■ What you will do: Take the entries below and print all of them exactly, please.

Collected data:

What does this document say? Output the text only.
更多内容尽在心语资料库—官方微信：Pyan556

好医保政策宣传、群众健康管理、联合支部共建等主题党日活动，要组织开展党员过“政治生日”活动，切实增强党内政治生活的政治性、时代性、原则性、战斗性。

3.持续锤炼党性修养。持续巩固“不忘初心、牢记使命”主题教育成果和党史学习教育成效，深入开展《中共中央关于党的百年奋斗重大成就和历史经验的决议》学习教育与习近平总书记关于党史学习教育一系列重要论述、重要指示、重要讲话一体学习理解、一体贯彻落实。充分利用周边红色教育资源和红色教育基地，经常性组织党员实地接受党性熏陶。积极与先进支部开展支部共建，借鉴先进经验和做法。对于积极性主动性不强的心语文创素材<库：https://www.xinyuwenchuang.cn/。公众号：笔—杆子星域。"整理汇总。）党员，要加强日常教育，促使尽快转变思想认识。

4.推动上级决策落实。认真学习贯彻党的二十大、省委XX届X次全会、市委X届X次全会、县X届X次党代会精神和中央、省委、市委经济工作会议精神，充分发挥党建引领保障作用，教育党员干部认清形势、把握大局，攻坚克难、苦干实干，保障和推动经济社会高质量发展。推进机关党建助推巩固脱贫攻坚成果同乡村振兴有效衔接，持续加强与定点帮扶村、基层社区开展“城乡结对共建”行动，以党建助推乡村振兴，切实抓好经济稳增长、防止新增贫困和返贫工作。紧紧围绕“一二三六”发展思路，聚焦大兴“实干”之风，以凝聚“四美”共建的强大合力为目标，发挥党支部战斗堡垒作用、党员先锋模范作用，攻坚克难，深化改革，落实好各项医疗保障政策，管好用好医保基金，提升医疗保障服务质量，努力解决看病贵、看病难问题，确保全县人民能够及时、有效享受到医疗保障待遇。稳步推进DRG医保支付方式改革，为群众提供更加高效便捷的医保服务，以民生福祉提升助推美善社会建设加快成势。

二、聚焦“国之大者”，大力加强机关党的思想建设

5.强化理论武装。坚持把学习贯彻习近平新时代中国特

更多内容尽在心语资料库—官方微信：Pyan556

■ Complete answer:
What does this document say? Output the text only.
更多内容尽在心语资料库—官方微信：Pyan556

好医保政策宣传、群众健康管理、联合支部共建等主题党日活动，要组织开展党员过“政治生日”活动，切实增强党内政治生活的政治性、时代性、原则性、战斗性。

3.持续锤炼党性修养。持续巩固“不忘初心、牢记使命”主题教育成果和党史学习教育成效，深入开展《中共中央关于党的百年奋斗重大成就和历史经验的决议》学习教育与习近平总书记关于党史学习教育一系列重要论述、重要指示、重要讲话一体学习理解、一体贯彻落实。充分利用周边红色教育资源和红色教育基地，经常性组织党员实地接受党性熏陶。积极与先进支部开展支部共建，借鉴先进经验和做法。对于积极性主动性不强的心语文创素材<库：https://www.xinyuwenchuang.cn/。公众号：笔—杆子星域。"整理汇总。）党员，要加强日常教育，促使尽快转变思想认识。

4.推动上级决策落实。认真学习贯彻党的二十大、省委XX届X次全会、市委X届X次全会、县X届X次党代会精神和中央、省委、市委经济工作会议精神，充分发挥党建引领保障作用，教育党员干部认清形势、把握大局，攻坚克难、苦干实干，保障和推动经济社会高质量发展。推进机关党建助推巩固脱贫攻坚成果同乡村振兴有效衔接，持续加强与定点帮扶村、基层社区开展“城乡结对共建”行动，以党建助推乡村振兴，切实抓好经济稳增长、防止新增贫困和返贫工作。紧紧围绕“一二三六”发展思路，聚焦大兴“实干”之风，以凝聚“四美”共建的强大合力为目标，发挥党支部战斗堡垒作用、党员先锋模范作用，攻坚克难，深化改革，落实好各项医疗保障政策，管好用好医保基金，提升医疗保障服务质量，努力解决看病贵、看病难问题，确保全县人民能够及时、有效享受到医疗保障待遇。稳步推进DRG医保支付方式改革，为群众提供更加高效便捷的医保服务，以民生福祉提升助推美善社会建设加快成势。

二、聚焦“国之大者”，大力加强机关党的思想建设

5.强化理论武装。坚持把学习贯彻习近平新时代中国特

更多内容尽在心语资料库—官方微信：Pyan556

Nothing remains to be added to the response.